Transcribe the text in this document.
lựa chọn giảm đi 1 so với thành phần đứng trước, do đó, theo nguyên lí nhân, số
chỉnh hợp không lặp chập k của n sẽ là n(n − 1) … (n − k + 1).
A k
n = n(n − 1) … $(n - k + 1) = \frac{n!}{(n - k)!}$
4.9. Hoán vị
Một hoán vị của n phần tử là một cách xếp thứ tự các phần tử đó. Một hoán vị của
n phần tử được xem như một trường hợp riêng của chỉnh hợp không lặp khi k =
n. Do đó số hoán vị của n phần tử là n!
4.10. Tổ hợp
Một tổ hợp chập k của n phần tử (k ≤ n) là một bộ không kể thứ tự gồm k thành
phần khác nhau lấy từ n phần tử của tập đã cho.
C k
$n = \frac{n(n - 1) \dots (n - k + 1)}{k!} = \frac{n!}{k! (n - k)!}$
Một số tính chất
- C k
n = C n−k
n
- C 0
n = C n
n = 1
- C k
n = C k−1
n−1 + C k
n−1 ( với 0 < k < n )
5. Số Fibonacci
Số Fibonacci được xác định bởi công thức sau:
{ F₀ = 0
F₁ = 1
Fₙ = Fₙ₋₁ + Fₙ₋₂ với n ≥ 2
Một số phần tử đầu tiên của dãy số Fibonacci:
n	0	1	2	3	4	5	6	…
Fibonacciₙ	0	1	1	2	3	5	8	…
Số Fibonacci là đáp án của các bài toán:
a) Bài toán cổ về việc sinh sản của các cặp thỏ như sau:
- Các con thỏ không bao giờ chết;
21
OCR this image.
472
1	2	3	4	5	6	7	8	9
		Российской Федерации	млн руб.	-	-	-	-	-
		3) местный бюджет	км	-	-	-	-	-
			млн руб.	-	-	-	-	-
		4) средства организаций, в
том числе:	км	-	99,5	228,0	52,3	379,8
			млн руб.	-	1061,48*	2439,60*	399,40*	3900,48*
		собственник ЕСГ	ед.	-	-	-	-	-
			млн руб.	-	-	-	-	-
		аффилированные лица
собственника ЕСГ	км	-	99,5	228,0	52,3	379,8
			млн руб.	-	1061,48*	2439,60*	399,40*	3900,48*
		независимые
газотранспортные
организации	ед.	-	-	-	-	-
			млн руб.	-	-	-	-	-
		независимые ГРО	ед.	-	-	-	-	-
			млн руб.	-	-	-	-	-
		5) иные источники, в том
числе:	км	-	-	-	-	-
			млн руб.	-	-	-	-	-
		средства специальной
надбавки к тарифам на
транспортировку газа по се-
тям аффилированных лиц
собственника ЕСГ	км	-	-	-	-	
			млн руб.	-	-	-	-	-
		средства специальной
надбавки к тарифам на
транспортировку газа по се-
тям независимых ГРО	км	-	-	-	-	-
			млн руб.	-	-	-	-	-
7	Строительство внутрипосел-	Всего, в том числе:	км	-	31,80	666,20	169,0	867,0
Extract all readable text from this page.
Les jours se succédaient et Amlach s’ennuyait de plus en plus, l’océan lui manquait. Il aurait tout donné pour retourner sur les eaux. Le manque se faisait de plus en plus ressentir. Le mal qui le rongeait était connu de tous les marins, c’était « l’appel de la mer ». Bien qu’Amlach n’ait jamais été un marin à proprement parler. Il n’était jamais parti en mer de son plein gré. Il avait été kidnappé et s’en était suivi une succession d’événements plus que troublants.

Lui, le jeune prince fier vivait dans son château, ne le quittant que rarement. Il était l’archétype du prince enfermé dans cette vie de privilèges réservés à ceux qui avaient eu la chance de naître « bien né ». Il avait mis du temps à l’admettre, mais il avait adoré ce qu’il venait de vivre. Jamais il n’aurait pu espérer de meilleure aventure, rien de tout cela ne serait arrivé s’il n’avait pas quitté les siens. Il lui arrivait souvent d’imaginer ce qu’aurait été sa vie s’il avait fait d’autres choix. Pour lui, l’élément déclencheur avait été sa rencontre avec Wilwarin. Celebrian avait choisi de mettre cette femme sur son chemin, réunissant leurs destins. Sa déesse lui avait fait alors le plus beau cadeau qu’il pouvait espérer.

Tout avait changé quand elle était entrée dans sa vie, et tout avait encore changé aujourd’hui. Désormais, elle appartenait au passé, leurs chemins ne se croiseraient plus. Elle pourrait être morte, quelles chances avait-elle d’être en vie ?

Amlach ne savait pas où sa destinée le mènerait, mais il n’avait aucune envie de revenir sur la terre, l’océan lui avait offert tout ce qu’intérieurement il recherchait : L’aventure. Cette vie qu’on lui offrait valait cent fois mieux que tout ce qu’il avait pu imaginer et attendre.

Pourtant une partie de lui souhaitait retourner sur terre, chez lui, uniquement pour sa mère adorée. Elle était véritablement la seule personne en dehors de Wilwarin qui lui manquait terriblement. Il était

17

**Directions for this task**
Return all of the entries exactly as written.

**Exercise response**
Transcribe the text in this document.
lựa chọn giảm đi 1 so với thành phần đứng trước, do đó, theo nguyên lí nhân, số
chỉnh hợp không lặp chập k của n sẽ là n(n − 1) … (n − k + 1).
A k
n = n(n − 1) … $(n - k + 1) = \frac{n!}{(n - k)!}$
4.9. Hoán vị
Một hoán vị của n phần tử là một cách xếp thứ tự các phần tử đó. Một hoán vị của
n phần tử được xem như một trường hợp riêng của chỉnh hợp không lặp khi k =
n. Do đó số hoán vị của n phần tử là n!
4.10. Tổ hợp
Một tổ hợp chập k của n phần tử (k ≤ n) là một bộ không kể thứ tự gồm k thành
phần khác nhau lấy từ n phần tử của tập đã cho.
C k
$n = \frac{n(n - 1) \dots (n - k + 1)}{k!} = \frac{n!}{k! (n - k)!}$
Một số tính chất
- C k
n = C n−k
n
- C 0
n = C n
n = 1
- C k
n = C k−1
n−1 + C k
n−1 ( với 0 < k < n )
5. Số Fibonacci
Số Fibonacci được xác định bởi công thức sau:
{ F₀ = 0
F₁ = 1
Fₙ = Fₙ₋₁ + Fₙ₋₂ với n ≥ 2
Một số phần tử đầu tiên của dãy số Fibonacci:
n	0	1	2	3	4	5	6	…
Fibonacciₙ	0	1	1	2	3	5	8	…
Số Fibonacci là đáp án của các bài toán:
a) Bài toán cổ về việc sinh sản của các cặp thỏ như sau:
- Các con thỏ không bao giờ chết;
21
OCR this image.
472
1	2	3	4	5	6	7	8	9
		Российской Федерации	млн руб.	-	-	-	-	-
		3) местный бюджет	км	-	-	-	-	-
			млн руб.	-	-	-	-	-
		4) средства организаций, в
том числе:	км	-	99,5	228,0	52,3	379,8
			млн руб.	-	1061,48*	2439,60*	399,40*	3900,48*
		собственник ЕСГ	ед.	-	-	-	-	-
			млн руб.	-	-	-	-	-
		аффилированные лица
собственника ЕСГ	км	-	99,5	228,0	52,3	379,8
			млн руб.	-	1061,48*	2439,60*	399,40*	3900,48*
		независимые
газотранспортные
организации	ед.	-	-	-	-	-
			млн руб.	-	-	-	-	-
		независимые ГРО	ед.	-	-	-	-	-
			млн руб.	-	-	-	-	-
		5) иные источники, в том
числе:	км	-	-	-	-	-
			млн руб.	-	-	-	-	-
		средства специальной
надбавки к тарифам на
транспортировку газа по се-
тям аффилированных лиц
собственника ЕСГ	км	-	-	-	-	
			млн руб.	-	-	-	-	-
		средства специальной
надбавки к тарифам на
транспортировку газа по се-
тям независимых ГРО	км	-	-	-	-	-
			млн руб.	-	-	-	-	-
7	Строительство внутрипосел-	Всего, в том числе:	км	-	31,80	666,20	169,0	867,0
Extract all readable text from this page.
Les jours se succédaient et Amlach s’ennuyait de plus en plus, l’océan lui manquait. Il aurait tout donné pour retourner sur les eaux. Le manque se faisait de plus en plus ressentir. Le mal qui le rongeait était connu de tous les marins, c’était « l’appel de la mer ». Bien qu’Amlach n’ait jamais été un marin à proprement parler. Il n’était jamais parti en mer de son plein gré. Il avait été kidnappé et s’en était suivi une succession d’événements plus que troublants.

Lui, le jeune prince fier vivait dans son château, ne le quittant que rarement. Il était l’archétype du prince enfermé dans cette vie de privilèges réservés à ceux qui avaient eu la chance de naître « bien né ». Il avait mis du temps à l’admettre, mais il avait adoré ce qu’il venait de vivre. Jamais il n’aurait pu espérer de meilleure aventure, rien de tout cela ne serait arrivé s’il n’avait pas quitté les siens. Il lui arrivait souvent d’imaginer ce qu’aurait été sa vie s’il avait fait d’autres choix. Pour lui, l’élément déclencheur avait été sa rencontre avec Wilwarin. Celebrian avait choisi de mettre cette femme sur son chemin, réunissant leurs destins. Sa déesse lui avait fait alors le plus beau cadeau qu’il pouvait espérer.

Tout avait changé quand elle était entrée dans sa vie, et tout avait encore changé aujourd’hui. Désormais, elle appartenait au passé, leurs chemins ne se croiseraient plus. Elle pourrait être morte, quelles chances avait-elle d’être en vie ?

Amlach ne savait pas où sa destinée le mènerait, mais il n’avait aucune envie de revenir sur la terre, l’océan lui avait offert tout ce qu’intérieurement il recherchait : L’aventure. Cette vie qu’on lui offrait valait cent fois mieux que tout ce qu’il avait pu imaginer et attendre.

Pourtant une partie de lui souhaitait retourner sur terre, chez lui, uniquement pour sa mère adorée. Elle était véritablement la seule personne en dehors de Wilwarin qui lui manquait terriblement. Il était

17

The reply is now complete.